Start DATA EXTRACT
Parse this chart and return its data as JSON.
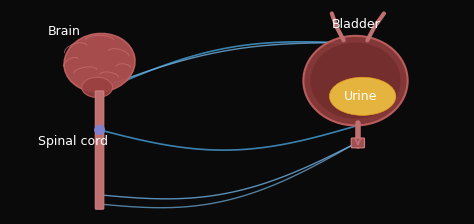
{
  "background_color": "#0a0a0a",
  "brain_label": "Brain",
  "spinal_cord_label": "Spinal cord",
  "bladder_label": "Bladder",
  "urine_label": "Urine",
  "label_color": "#ffffff",
  "label_fontsize": 9,
  "brain_color": "#b05050",
  "brain_outline_color": "#c06060",
  "spinal_cord_color": "#c07070",
  "bladder_color": "#8b3a3a",
  "bladder_outline_color": "#c06060",
  "urine_color": "#e8a020",
  "urine_fill_color": "#f0c040",
  "nerve_color_blue": "#4090c0",
  "nerve_color_light": "#70b0e0",
  "node_color": "#8080cc",
  "arrow_color": "#c07070",
  "figsize": [
    4.74,
    2.24
  ],
  "dpi": 100
}
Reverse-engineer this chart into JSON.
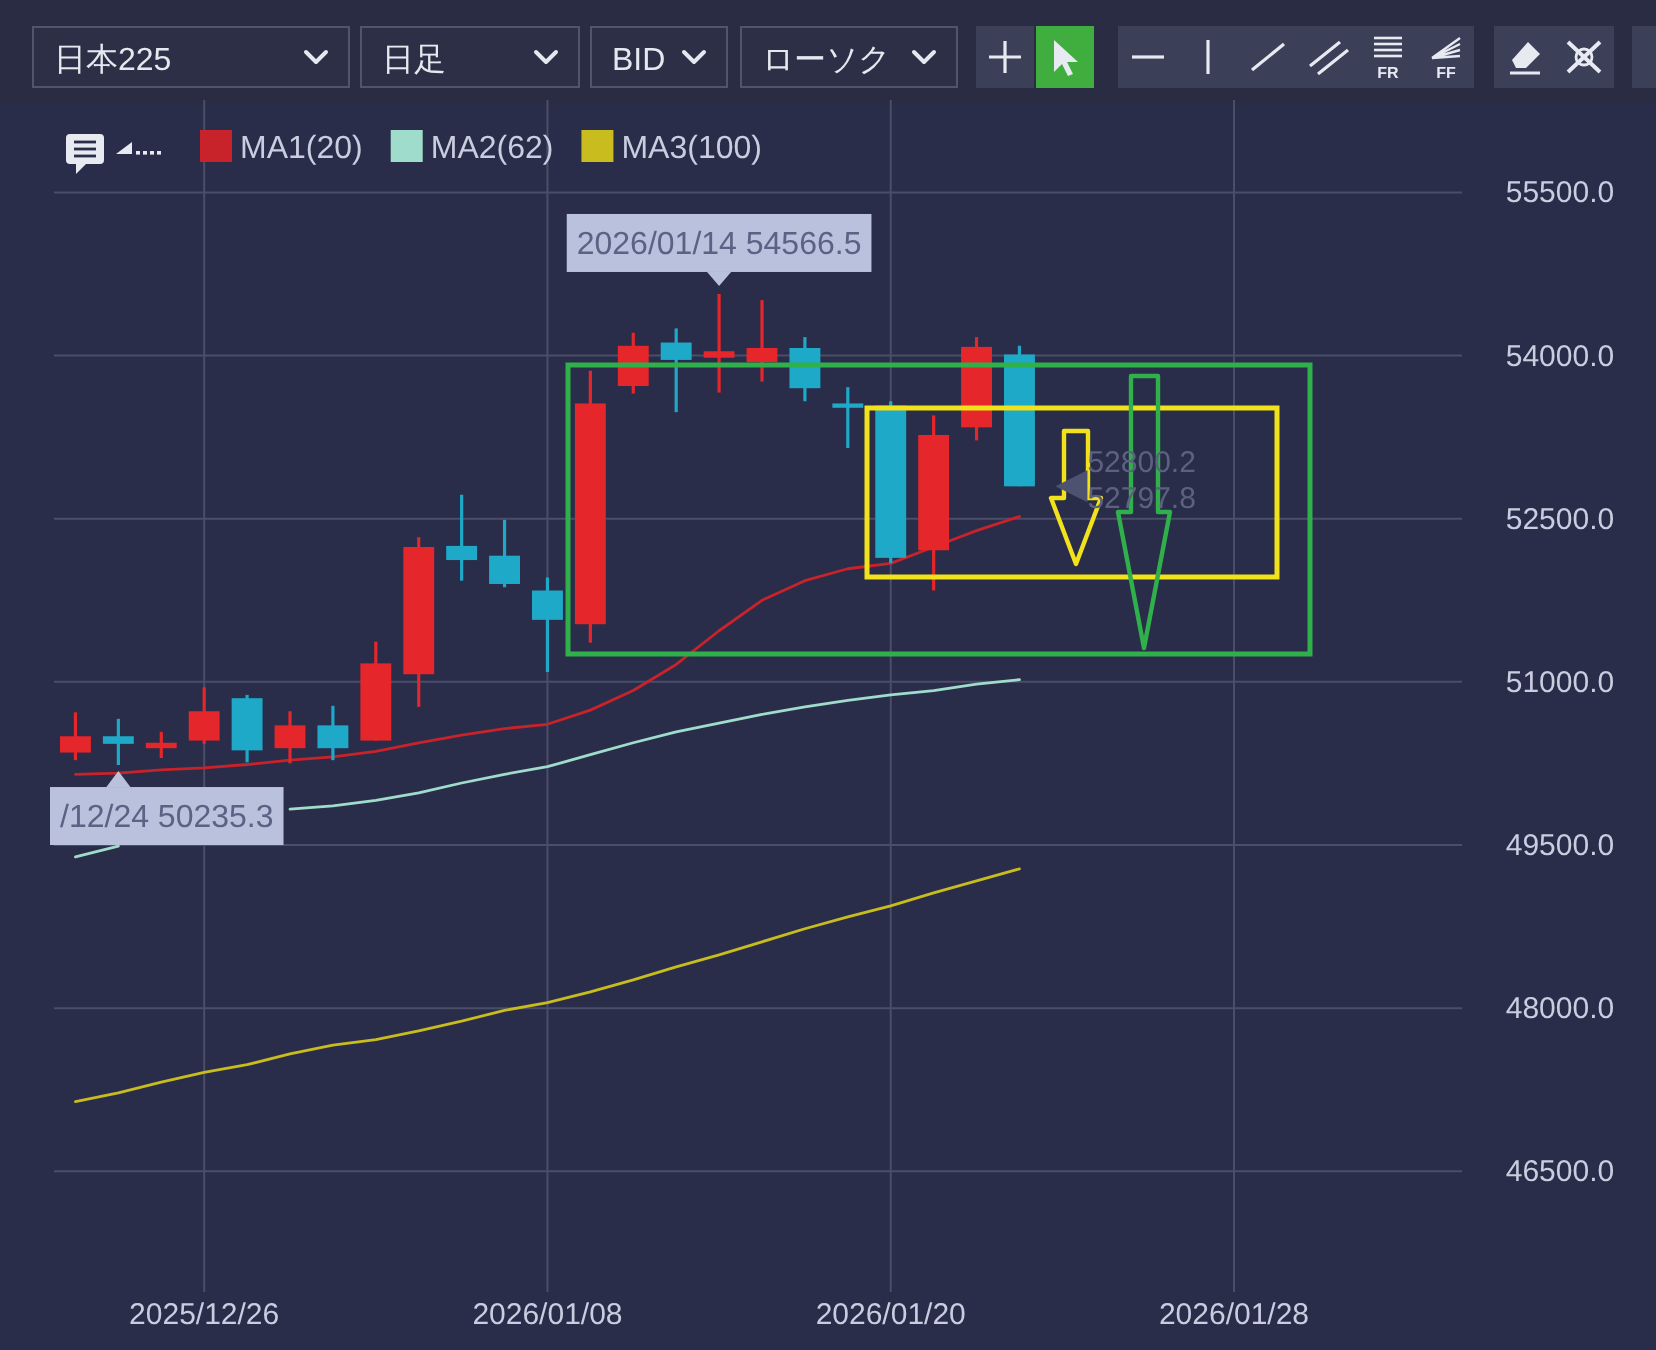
End DATA EXTRACT
SET TASK.
The listing above needs to be output again exactly. Don't include the pictures.

THE ANSWER.
Parse this chart and return its data as JSON.
{
  "background_color": "#0a0a0a",
  "brain_label": "Brain",
  "spinal_cord_label": "Spinal cord",
  "bladder_label": "Bladder",
  "urine_label": "Urine",
  "label_color": "#ffffff",
  "label_fontsize": 9,
  "brain_color": "#b05050",
  "brain_outline_color": "#c06060",
  "spinal_cord_color": "#c07070",
  "bladder_color": "#8b3a3a",
  "bladder_outline_color": "#c06060",
  "urine_color": "#e8a020",
  "urine_fill_color": "#f0c040",
  "nerve_color_blue": "#4090c0",
  "nerve_color_light": "#70b0e0",
  "node_color": "#8080cc",
  "arrow_color": "#c07070",
  "figsize": [
    4.74,
    2.24
  ],
  "dpi": 100
}
Reverse-engineer this chart into JSON.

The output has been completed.